Dettagli del compito.
Ricopia integralmente il testo sulla differenza tra merluzzo, stoccafisso e baccalà, senza modificare nulla.

Brano citato.
━━━━━━━━━━━━━━━━━━━━━━━━━━━━━━
Indovina chi Sai qual è la differenza tra merluzzo, stoccafisso e baccalà?

Quante volte avete avuto il dubbio? Molto probabilmente più del dovuto, perché questi termini, che fanno riferimento a due preparazioni ben diverse, spesso in Italia vengono confusi tra di loro, anche da chi ne conosce benissimo il significato

Varietà di pesce
Partiamo dal pesce. In entrambi i casi, si tratta del merluzzo: generalmente si utilizza la varietà nordico grigio (Gadus macrocephalus) per il baccalà e il nordico bianco (Gadus morhua) per lo stoccafisso. Il primo presenta un corpo allungato, lanceolato, e una livrea, il colore della “pelle”, variabile dal marrone al verdastro grigio sul dorso, che è cosparso di macchie brune, mentre diventa più sfumato e bianco sul ventre. Le dimensioni massime che può raggiungere sono dell’ordine di 120 cm di lunghezza e 22 kg di peso. Il secondo ha anch’esso un corpo slanciato, con una livrea che passa dal brunastro al verdastro sul dorso, cosparso di macchie grigiastre, verdastre o brune, talvolta biancastre, mentre diventa più sfumato sui fianchi e biancastro nel ventre. Può raggiungere un peso massimo di 96 kg e i 2 m di lunghezza, anche se più spesso è dell’ordine del metro. Tanto per intenderci, questa è la specie dalla quale si ricava l’olio di fegato di merluzzo.
━━━━━━━━━━━━━━━━━━━━━━━━━━━━━━
Record grezzi.

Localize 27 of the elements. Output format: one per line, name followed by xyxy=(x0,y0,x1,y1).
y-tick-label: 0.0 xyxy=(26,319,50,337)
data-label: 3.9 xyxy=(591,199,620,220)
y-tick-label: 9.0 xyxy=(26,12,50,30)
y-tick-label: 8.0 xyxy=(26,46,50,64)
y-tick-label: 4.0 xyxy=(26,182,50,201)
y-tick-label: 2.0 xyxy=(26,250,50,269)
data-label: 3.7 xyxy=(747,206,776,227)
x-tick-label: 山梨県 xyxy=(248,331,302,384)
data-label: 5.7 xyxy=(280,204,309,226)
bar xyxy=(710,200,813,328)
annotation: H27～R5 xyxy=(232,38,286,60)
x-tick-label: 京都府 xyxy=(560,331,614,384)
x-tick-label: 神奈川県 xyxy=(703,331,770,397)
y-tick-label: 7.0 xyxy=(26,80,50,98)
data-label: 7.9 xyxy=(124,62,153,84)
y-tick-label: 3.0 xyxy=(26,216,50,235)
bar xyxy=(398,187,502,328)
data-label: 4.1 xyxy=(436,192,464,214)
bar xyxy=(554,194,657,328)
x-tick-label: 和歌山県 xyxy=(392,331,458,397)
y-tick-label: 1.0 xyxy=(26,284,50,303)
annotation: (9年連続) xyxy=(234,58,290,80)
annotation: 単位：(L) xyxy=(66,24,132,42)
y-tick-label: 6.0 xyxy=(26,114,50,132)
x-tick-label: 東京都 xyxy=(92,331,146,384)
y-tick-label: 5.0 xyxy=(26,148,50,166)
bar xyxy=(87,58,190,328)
━━━━━━━━━━━━━━━━━━━━━━━━━━━━━━
Risposta al compito.
Indovina chi Sai qual è la differenza tra merluzzo, stoccafisso e baccalà?

Quante volte avete avuto il dubbio? Molto probabilmente più del dovuto, perché questi termini, che fanno riferimento a due preparazioni ben diverse, spesso in Italia vengono confusi tra di loro, anche da chi ne conosce benissimo il significato

Varietà di pesce
Partiamo dal pesce. In entrambi i casi, si tratta del merluzzo: generalmente si utilizza la varietà nordico grigio (Gadus macrocephalus) per il baccalà e il nordico bianco (Gadus morhua) per lo stoccafisso. Il primo presenta un corpo allungato, lanceolato, e una livrea, il colore della “pelle”, variabile dal marrone al verdastro grigio sul dorso, che è cosparso di macchie brune, mentre diventa più sfumato e bianco sul ventre. Le dimensioni massime che può raggiungere sono dell’ordine di 120 cm di lunghezza e 22 kg di peso. Il secondo ha anch’esso un corpo slanciato, con una livrea che passa dal brunastro al verdastro sul dorso, cosparso di macchie grigiastre, verdastre o brune, talvolta biancastre, mentre diventa più sfumato sui fianchi e biancastro nel ventre. Può raggiungere un peso massimo di 96 kg e i 2 m di lunghezza, anche se più spesso è dell’ordine del metro. Tanto per intenderci, questa è la specie dalla quale si ricava l’olio di fegato di merluzzo.